| TASK TO COMPLETE |
Scan the material that follows. Copy every line containing the word "Offset".

>>>>>

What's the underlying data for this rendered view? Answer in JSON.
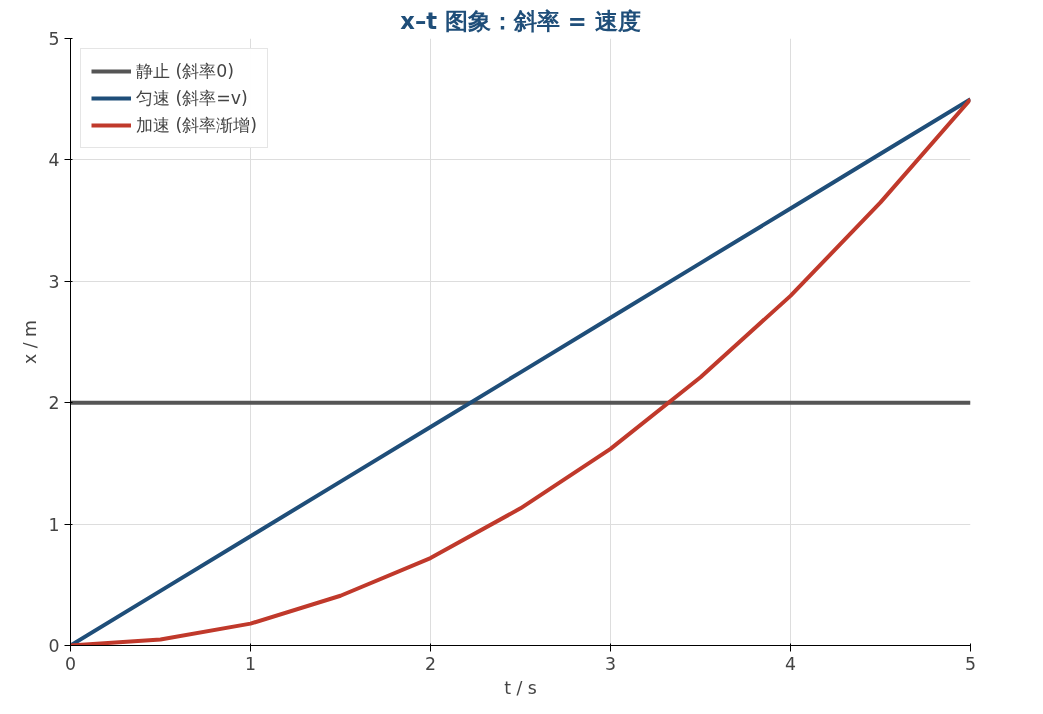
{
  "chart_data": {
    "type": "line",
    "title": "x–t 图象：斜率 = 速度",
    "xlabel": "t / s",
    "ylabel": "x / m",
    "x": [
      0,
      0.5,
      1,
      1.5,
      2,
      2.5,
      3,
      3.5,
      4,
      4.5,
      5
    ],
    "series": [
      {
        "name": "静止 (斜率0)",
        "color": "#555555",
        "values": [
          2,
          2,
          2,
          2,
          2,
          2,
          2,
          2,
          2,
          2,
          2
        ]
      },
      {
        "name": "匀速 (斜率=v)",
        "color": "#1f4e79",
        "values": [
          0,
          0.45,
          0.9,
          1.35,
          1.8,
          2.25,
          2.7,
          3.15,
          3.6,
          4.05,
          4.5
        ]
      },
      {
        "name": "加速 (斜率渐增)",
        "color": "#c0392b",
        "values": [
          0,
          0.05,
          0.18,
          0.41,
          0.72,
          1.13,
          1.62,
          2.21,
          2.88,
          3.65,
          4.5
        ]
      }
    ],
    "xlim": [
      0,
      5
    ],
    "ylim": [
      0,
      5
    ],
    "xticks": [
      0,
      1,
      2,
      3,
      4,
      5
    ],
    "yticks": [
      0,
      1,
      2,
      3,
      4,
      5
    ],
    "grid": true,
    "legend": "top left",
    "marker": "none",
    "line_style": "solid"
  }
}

<<<<<
>>>>>

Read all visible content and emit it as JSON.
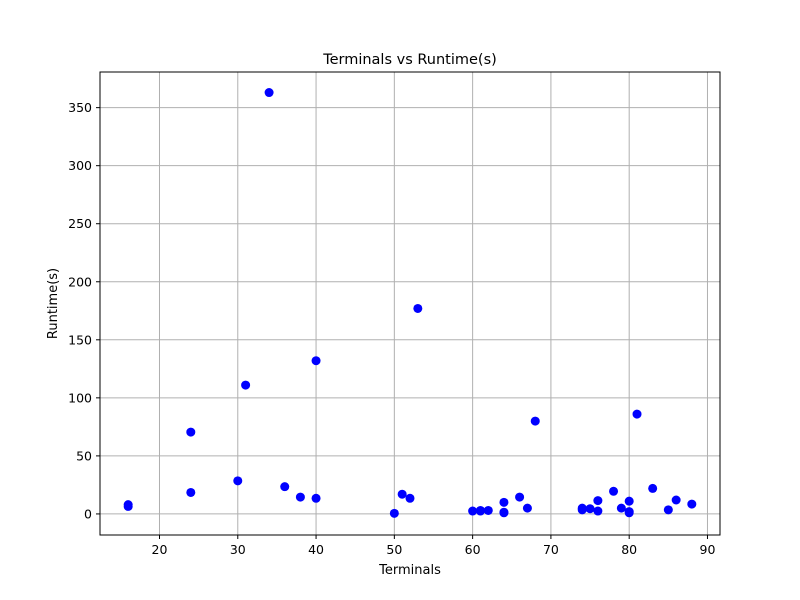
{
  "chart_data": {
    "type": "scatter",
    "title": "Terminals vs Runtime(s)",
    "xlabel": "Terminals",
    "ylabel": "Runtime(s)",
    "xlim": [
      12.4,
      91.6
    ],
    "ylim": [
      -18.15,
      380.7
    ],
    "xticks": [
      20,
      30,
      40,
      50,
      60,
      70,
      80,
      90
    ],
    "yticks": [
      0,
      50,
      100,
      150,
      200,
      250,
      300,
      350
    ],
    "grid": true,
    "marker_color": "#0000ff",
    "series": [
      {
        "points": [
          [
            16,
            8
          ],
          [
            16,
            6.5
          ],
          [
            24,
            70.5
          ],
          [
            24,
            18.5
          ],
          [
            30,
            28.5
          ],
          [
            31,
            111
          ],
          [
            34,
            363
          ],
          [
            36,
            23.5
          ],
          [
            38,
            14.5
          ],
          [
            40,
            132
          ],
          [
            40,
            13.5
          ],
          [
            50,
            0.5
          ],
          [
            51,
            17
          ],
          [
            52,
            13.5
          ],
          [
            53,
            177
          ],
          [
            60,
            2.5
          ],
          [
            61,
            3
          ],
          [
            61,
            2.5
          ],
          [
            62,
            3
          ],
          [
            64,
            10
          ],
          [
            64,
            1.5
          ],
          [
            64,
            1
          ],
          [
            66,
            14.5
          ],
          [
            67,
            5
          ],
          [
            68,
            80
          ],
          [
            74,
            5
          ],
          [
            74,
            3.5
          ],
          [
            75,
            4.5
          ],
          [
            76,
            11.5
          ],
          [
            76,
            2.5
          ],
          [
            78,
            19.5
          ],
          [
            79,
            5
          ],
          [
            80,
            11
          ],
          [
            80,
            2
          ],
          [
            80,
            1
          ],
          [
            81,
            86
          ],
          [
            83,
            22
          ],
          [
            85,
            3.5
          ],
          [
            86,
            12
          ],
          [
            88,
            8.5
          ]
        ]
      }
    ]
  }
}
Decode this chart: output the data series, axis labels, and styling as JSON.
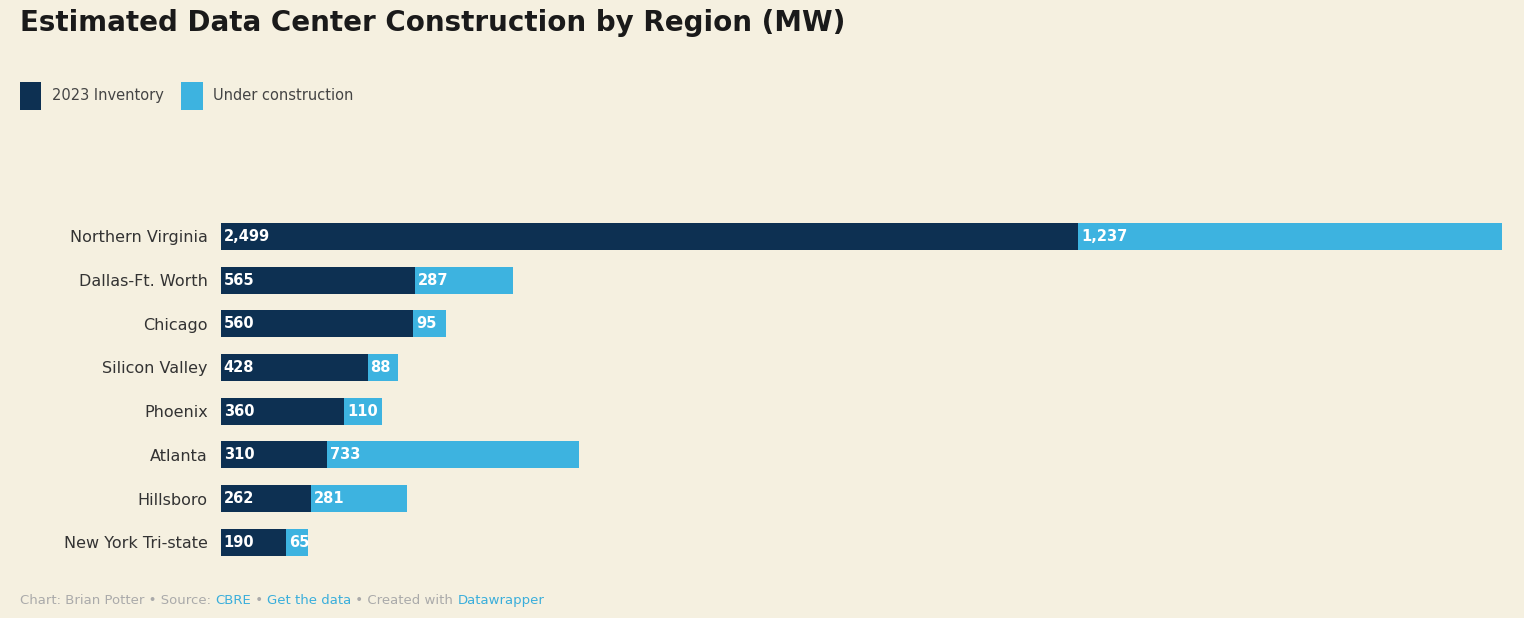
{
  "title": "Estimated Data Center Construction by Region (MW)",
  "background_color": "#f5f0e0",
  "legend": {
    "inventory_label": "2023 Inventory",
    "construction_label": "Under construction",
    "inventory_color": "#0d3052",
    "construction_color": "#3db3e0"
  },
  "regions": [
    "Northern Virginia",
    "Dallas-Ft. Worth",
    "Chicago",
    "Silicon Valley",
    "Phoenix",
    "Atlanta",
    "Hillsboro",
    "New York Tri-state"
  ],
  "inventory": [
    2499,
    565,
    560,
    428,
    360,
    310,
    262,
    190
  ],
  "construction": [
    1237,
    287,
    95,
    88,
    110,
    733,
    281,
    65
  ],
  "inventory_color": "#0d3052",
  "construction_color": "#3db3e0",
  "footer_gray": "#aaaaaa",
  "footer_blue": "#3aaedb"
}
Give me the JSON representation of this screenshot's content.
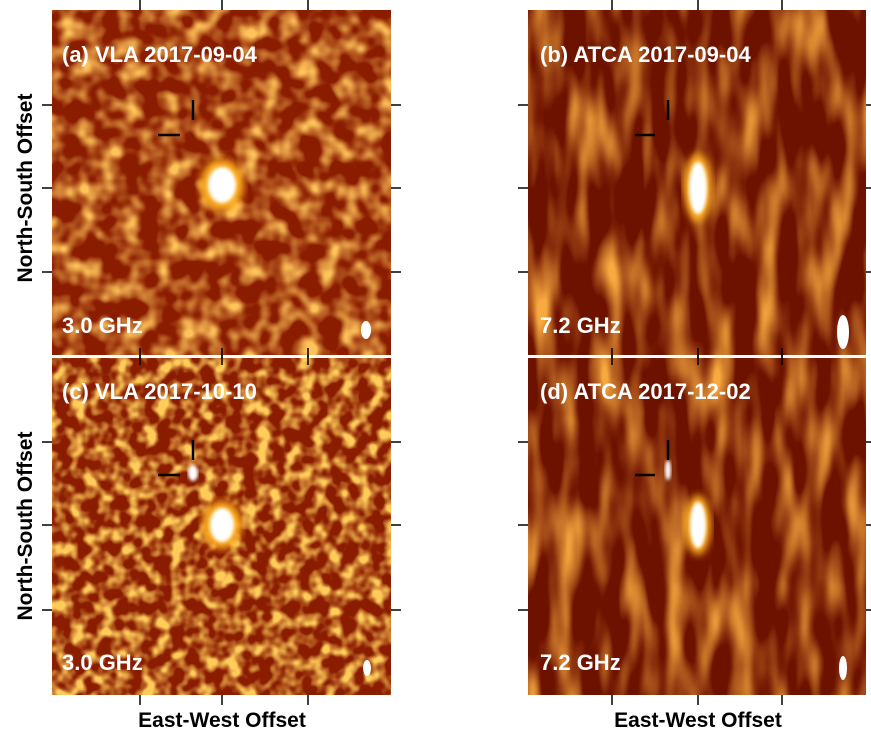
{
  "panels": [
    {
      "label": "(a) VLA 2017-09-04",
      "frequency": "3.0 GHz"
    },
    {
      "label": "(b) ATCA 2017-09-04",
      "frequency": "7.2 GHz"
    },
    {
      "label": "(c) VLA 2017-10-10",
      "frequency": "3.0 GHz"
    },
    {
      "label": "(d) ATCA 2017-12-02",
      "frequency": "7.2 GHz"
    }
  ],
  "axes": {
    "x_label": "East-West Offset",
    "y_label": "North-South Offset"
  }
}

<<<<<
>>>>>

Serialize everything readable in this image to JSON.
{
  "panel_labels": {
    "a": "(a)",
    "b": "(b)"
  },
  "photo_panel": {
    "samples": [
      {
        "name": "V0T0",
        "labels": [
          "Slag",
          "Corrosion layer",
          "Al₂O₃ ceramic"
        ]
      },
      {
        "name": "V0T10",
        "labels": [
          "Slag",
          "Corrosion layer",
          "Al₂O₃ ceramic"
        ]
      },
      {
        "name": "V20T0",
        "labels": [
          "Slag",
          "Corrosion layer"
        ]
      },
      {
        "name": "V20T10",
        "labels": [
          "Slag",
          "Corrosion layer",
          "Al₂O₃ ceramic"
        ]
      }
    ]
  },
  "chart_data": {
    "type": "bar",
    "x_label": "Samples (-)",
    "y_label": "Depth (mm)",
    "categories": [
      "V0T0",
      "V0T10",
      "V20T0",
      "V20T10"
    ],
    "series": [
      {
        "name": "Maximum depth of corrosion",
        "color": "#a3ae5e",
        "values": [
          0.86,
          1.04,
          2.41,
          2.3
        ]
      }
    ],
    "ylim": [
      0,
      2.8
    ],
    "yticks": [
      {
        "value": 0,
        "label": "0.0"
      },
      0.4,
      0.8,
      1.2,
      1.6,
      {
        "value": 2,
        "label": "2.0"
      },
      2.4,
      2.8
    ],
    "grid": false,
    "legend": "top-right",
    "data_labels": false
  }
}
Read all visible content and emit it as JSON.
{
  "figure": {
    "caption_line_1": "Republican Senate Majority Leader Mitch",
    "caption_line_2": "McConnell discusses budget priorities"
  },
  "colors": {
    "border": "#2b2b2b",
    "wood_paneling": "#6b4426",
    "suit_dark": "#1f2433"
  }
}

<<<<<

| THE COMPLETED TASK |
    "x_label": "East-West Offset",
    "y_label": "North-South Offset"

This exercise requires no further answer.